• _EXCERPTED RECORDS_:

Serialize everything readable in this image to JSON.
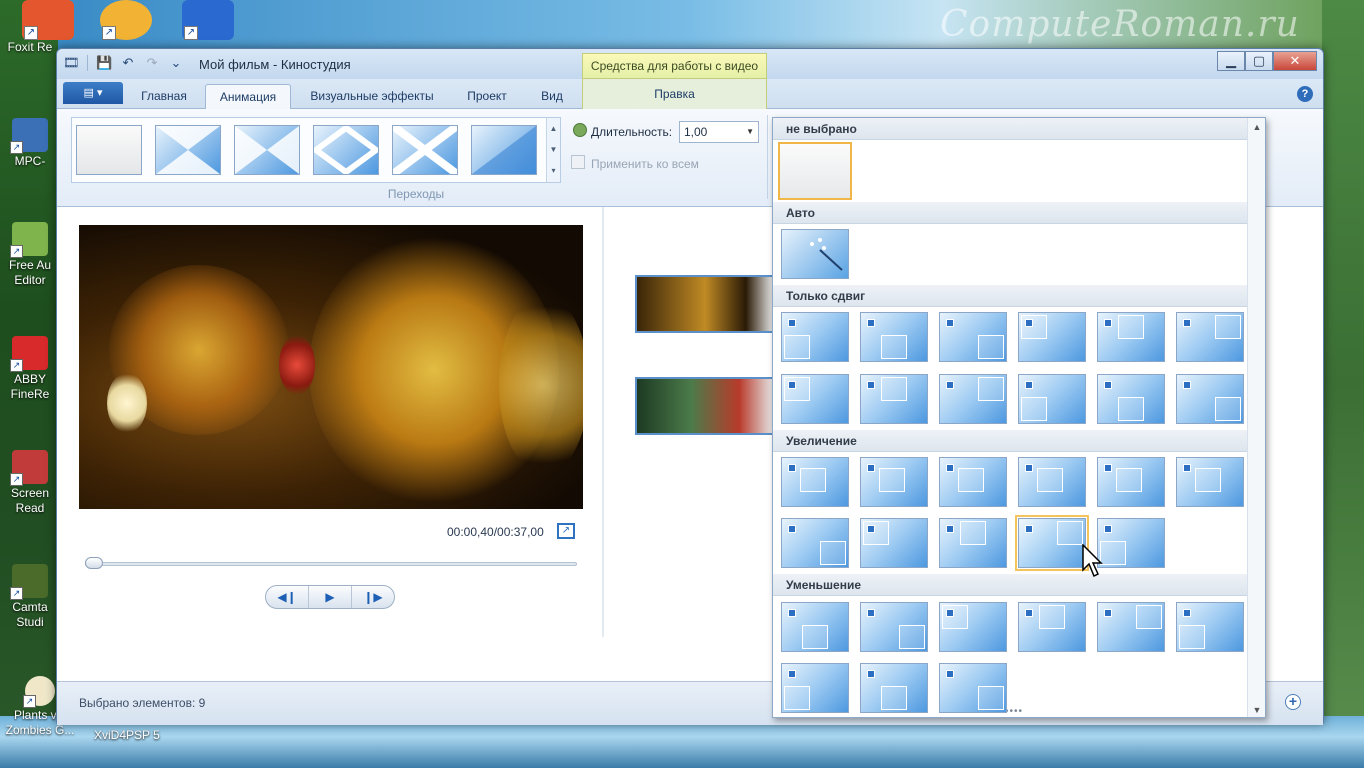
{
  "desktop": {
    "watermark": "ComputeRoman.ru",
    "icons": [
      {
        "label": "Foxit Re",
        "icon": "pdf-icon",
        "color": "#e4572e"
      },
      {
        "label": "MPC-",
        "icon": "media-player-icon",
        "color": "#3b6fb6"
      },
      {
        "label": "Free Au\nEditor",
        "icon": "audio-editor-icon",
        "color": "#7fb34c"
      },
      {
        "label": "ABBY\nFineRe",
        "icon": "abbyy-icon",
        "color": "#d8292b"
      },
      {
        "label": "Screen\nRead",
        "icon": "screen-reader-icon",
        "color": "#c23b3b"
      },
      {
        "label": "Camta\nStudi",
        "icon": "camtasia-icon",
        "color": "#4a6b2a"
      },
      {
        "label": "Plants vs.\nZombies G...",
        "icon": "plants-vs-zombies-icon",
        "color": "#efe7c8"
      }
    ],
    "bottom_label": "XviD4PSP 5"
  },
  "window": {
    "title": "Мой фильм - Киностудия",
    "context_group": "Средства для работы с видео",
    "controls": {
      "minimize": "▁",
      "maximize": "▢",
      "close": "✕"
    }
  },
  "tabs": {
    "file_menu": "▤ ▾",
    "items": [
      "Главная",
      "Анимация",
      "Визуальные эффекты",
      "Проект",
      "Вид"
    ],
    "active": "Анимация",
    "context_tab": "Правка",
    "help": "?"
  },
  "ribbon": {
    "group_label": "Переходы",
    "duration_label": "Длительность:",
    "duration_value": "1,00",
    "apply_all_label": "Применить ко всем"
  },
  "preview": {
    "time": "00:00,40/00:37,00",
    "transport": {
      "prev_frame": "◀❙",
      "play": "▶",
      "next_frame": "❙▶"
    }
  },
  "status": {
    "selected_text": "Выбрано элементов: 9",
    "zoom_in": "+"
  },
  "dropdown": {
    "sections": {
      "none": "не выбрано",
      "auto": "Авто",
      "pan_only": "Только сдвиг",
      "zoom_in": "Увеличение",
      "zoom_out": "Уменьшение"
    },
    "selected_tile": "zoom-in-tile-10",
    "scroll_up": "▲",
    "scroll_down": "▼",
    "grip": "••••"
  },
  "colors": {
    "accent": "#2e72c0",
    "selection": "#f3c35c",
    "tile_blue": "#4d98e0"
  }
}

* * *

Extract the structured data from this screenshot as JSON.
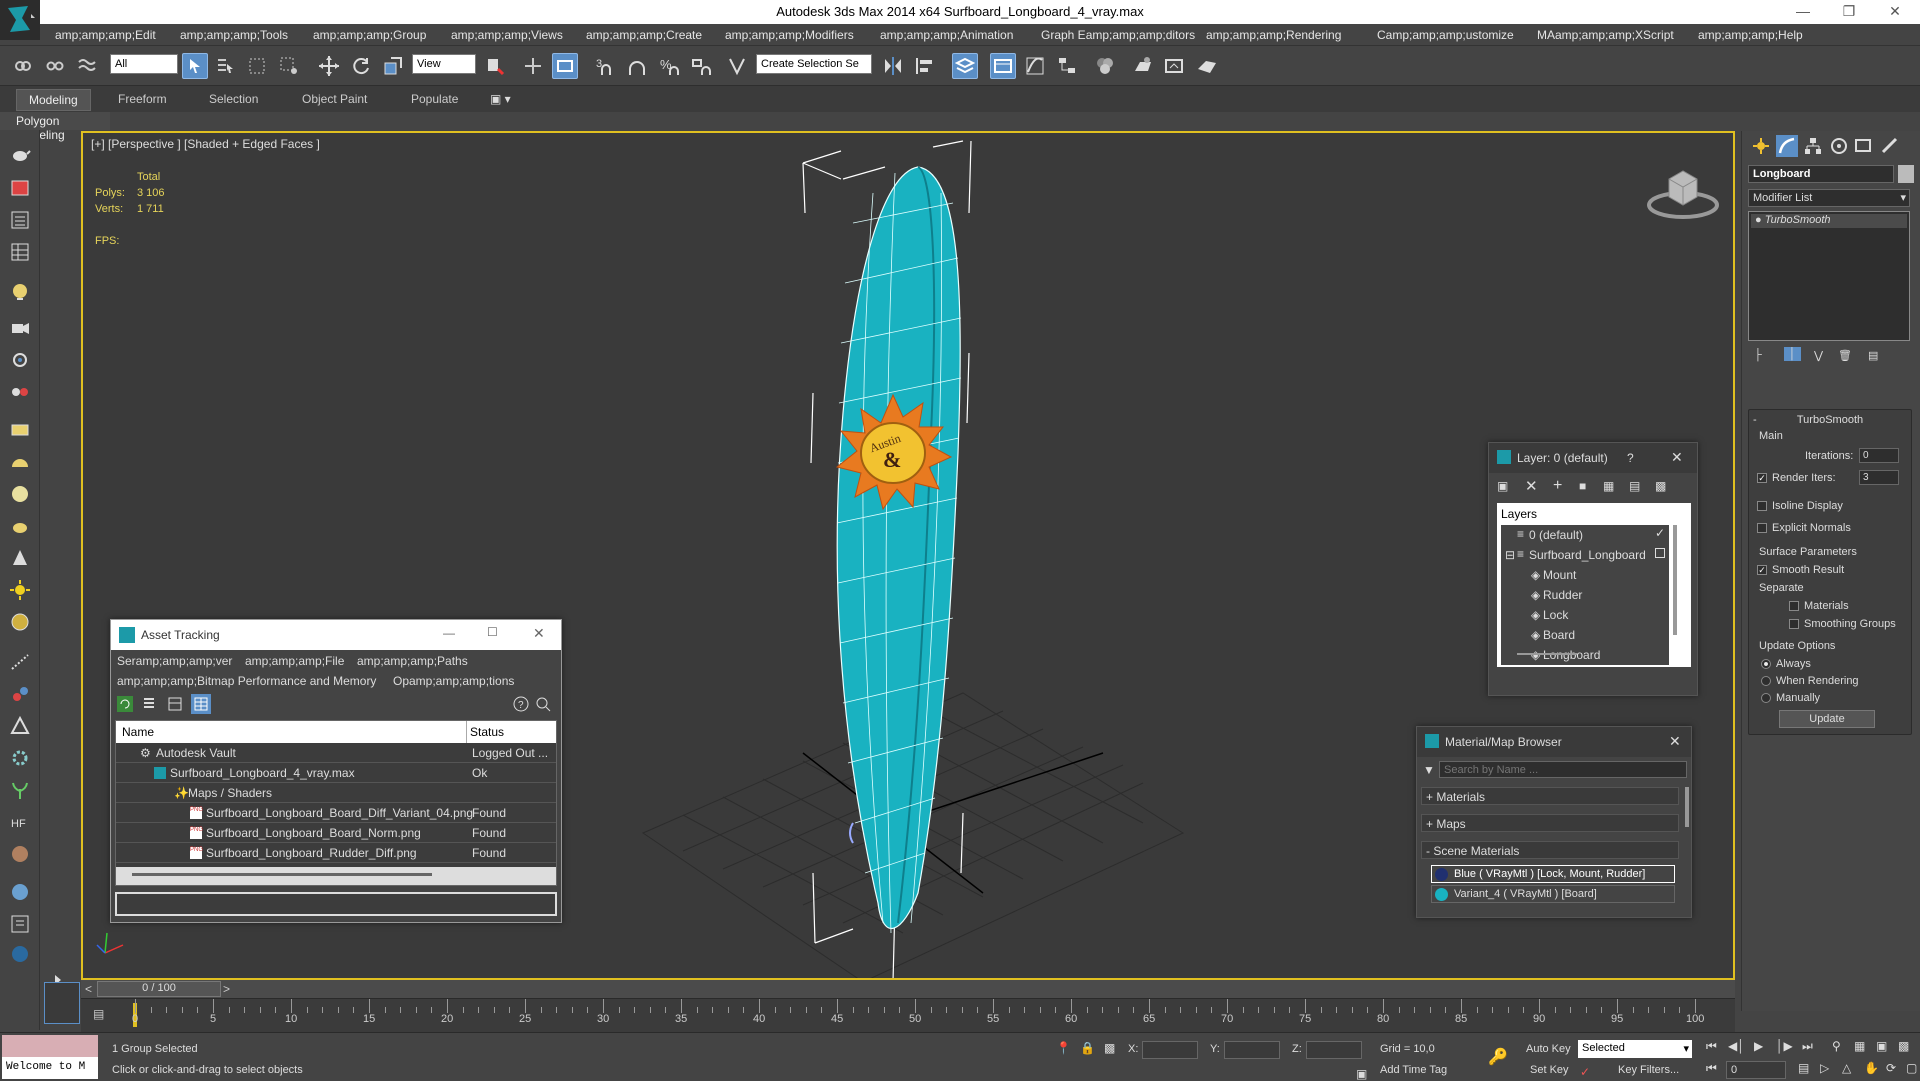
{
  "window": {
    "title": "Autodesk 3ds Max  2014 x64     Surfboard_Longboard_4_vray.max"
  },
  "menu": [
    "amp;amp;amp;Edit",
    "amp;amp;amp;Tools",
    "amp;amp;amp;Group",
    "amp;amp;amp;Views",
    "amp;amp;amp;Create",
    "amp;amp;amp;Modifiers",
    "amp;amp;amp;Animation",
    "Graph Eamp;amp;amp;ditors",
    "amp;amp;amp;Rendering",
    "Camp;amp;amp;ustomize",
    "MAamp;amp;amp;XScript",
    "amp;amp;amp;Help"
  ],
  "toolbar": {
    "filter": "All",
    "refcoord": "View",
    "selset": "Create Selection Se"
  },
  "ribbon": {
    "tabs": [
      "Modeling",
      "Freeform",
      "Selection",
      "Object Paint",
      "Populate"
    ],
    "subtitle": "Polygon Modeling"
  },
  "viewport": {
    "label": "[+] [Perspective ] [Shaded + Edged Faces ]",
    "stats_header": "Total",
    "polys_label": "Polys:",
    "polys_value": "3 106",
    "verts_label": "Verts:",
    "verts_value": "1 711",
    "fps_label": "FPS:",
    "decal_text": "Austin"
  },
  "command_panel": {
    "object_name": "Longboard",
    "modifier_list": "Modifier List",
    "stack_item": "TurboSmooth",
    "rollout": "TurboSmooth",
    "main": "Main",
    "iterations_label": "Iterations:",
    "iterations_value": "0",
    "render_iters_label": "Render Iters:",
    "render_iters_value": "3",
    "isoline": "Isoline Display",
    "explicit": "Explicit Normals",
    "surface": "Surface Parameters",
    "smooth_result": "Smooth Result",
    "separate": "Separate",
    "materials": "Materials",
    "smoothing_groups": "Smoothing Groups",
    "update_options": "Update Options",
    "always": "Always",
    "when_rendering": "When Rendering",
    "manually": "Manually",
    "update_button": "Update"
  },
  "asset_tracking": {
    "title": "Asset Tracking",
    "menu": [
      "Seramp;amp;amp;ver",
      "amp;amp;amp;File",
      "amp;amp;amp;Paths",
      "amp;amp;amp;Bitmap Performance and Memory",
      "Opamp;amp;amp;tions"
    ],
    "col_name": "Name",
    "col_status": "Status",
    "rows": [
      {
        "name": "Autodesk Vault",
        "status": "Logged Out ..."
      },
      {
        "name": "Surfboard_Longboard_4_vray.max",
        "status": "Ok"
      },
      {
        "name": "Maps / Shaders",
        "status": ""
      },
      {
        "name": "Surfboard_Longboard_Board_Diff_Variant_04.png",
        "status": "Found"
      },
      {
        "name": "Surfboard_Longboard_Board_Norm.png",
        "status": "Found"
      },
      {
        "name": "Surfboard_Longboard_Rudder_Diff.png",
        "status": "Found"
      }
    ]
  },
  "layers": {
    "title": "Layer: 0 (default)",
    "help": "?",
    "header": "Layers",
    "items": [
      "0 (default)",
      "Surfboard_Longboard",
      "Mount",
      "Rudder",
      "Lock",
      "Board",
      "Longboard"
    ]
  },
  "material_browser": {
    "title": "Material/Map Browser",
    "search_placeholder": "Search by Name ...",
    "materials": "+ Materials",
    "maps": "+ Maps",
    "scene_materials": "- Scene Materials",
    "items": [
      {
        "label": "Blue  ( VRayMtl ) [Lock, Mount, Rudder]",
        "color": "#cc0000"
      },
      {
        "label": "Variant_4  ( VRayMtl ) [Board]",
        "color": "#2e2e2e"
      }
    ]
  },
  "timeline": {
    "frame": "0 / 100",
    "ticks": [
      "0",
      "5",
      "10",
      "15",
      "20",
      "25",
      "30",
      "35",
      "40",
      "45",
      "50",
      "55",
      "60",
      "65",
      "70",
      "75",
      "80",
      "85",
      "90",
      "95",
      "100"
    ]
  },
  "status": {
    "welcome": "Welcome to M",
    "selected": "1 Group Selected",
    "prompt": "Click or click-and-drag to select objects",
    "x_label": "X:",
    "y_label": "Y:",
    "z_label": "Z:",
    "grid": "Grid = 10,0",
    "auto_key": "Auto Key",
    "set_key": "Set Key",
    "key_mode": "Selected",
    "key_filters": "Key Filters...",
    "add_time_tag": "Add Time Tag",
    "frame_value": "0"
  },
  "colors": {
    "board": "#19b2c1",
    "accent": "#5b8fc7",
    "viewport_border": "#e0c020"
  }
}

---

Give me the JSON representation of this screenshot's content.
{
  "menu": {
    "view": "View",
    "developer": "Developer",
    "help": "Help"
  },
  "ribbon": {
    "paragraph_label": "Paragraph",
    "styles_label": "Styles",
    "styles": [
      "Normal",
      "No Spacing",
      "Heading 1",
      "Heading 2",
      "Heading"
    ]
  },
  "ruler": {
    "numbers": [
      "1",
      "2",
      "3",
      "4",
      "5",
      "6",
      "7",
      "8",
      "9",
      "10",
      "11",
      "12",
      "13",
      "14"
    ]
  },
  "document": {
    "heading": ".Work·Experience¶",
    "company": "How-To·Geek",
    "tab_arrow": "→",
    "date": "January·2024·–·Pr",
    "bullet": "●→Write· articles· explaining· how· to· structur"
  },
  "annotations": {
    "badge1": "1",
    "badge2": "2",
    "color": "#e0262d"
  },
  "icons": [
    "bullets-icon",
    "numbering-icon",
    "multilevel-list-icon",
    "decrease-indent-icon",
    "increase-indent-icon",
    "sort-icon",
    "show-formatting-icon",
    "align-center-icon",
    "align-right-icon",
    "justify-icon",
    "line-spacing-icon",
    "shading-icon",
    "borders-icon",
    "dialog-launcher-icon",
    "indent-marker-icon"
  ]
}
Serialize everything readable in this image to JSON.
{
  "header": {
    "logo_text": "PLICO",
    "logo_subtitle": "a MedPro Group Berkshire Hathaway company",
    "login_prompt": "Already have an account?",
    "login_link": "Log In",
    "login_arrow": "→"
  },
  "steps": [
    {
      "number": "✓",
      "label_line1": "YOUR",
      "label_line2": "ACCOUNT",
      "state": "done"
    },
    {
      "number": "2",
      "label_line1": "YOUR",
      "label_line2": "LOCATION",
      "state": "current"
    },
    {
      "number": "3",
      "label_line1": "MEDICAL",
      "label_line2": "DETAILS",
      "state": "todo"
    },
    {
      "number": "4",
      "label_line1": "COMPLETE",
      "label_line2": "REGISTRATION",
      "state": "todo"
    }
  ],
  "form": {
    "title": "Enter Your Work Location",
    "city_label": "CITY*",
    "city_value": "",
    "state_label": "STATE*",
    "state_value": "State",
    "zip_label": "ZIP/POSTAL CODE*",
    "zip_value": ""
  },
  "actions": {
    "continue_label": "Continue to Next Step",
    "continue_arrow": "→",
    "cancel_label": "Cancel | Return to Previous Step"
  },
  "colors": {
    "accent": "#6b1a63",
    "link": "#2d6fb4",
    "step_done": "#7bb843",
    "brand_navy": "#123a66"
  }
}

• _GOAL_:
Extract from the data every line where "accent" shows up.

• _COMPLETE OUTPUT_:
    "accent": "#2e72c0",
    "accent": "#5b8fc7",
    "accent": "#6b1a63",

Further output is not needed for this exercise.